Give back every line of the listing below, unchanged and in the same order.

Recorded data
========

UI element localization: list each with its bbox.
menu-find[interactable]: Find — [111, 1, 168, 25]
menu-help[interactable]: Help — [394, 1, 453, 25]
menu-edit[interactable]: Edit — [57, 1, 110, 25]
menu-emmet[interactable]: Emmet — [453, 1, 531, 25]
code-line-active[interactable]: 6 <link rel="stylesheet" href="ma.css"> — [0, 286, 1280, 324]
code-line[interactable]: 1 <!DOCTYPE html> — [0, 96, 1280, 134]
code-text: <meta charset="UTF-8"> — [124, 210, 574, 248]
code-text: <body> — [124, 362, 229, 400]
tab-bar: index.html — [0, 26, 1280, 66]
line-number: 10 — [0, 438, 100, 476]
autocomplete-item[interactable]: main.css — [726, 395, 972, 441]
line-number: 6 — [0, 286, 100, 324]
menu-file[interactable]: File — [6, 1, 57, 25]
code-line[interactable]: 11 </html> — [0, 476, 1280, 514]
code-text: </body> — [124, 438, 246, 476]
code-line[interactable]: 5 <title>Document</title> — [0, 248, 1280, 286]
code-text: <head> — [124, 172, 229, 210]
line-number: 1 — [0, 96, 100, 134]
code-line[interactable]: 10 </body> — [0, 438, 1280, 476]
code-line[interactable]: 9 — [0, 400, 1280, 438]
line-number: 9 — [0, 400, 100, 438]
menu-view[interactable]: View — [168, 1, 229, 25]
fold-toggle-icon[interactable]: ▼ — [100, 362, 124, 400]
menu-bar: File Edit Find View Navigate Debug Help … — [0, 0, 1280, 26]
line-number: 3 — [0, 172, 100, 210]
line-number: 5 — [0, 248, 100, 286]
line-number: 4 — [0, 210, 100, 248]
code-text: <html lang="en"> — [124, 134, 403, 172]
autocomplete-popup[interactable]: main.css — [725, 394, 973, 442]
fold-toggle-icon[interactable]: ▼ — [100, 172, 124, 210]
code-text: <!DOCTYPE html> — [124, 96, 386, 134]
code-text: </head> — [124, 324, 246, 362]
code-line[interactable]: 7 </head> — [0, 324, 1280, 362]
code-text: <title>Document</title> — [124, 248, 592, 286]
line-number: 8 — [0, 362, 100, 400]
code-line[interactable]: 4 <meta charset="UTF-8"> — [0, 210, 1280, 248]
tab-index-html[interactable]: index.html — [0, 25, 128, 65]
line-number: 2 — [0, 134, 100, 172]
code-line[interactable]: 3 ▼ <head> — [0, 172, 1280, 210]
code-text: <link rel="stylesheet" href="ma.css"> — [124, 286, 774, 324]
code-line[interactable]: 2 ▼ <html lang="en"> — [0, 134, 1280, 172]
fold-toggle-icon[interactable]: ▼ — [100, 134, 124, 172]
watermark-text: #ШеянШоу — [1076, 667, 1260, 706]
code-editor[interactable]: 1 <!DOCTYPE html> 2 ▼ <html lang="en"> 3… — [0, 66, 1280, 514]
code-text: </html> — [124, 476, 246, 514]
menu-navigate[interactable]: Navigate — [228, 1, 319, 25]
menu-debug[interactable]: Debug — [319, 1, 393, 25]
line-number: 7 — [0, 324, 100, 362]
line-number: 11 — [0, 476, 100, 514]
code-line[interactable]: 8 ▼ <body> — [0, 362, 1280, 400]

========

RESULT OF THIS EXERCISE ::
UI element localization: list each with its bbox.
menu-find[interactable]: Find — [111, 1, 168, 25]
menu-help[interactable]: Help — [394, 1, 453, 25]
menu-edit[interactable]: Edit — [57, 1, 110, 25]
menu-emmet[interactable]: Emmet — [453, 1, 531, 25]
code-line-active[interactable]: 6 <link rel="stylesheet" href="ma.css"> — [0, 286, 1280, 324]
code-line[interactable]: 1 <!DOCTYPE html> — [0, 96, 1280, 134]
code-text: <meta charset="UTF-8"> — [124, 210, 574, 248]
code-text: <body> — [124, 362, 229, 400]
tab-bar: index.html — [0, 26, 1280, 66]
line-number: 10 — [0, 438, 100, 476]
autocomplete-item[interactable]: main.css — [726, 395, 972, 441]
line-number: 6 — [0, 286, 100, 324]
menu-file[interactable]: File — [6, 1, 57, 25]
code-line[interactable]: 11 </html> — [0, 476, 1280, 514]
code-text: </body> — [124, 438, 246, 476]
code-line[interactable]: 5 <title>Document</title> — [0, 248, 1280, 286]
code-text: <head> — [124, 172, 229, 210]
line-number: 1 — [0, 96, 100, 134]
code-line[interactable]: 10 </body> — [0, 438, 1280, 476]
code-line[interactable]: 9 — [0, 400, 1280, 438]
line-number: 9 — [0, 400, 100, 438]
menu-view[interactable]: View — [168, 1, 229, 25]
fold-toggle-icon[interactable]: ▼ — [100, 362, 124, 400]
menu-bar: File Edit Find View Navigate Debug Help … — [0, 0, 1280, 26]
line-number: 3 — [0, 172, 100, 210]
line-number: 5 — [0, 248, 100, 286]
line-number: 4 — [0, 210, 100, 248]
code-text: <html lang="en"> — [124, 134, 403, 172]
autocomplete-popup[interactable]: main.css — [725, 394, 973, 442]
fold-toggle-icon[interactable]: ▼ — [100, 172, 124, 210]
code-text: <!DOCTYPE html> — [124, 96, 386, 134]
code-text: </head> — [124, 324, 246, 362]
code-line[interactable]: 7 </head> — [0, 324, 1280, 362]
code-text: <title>Document</title> — [124, 248, 592, 286]
line-number: 8 — [0, 362, 100, 400]
code-line[interactable]: 4 <meta charset="UTF-8"> — [0, 210, 1280, 248]
tab-index-html[interactable]: index.html — [0, 25, 128, 65]
line-number: 2 — [0, 134, 100, 172]
code-line[interactable]: 3 ▼ <head> — [0, 172, 1280, 210]
code-text: <link rel="stylesheet" href="ma.css"> — [124, 286, 774, 324]
code-line[interactable]: 2 ▼ <html lang="en"> — [0, 134, 1280, 172]
fold-toggle-icon[interactable]: ▼ — [100, 134, 124, 172]
watermark-text: #ШеянШоу — [1076, 667, 1260, 706]
code-editor[interactable]: 1 <!DOCTYPE html> 2 ▼ <html lang="en"> 3… — [0, 66, 1280, 514]
code-text: </html> — [124, 476, 246, 514]
menu-navigate[interactable]: Navigate — [228, 1, 319, 25]
menu-debug[interactable]: Debug — [319, 1, 393, 25]
line-number: 7 — [0, 324, 100, 362]
line-number: 11 — [0, 476, 100, 514]
code-line[interactable]: 8 ▼ <body> — [0, 362, 1280, 400]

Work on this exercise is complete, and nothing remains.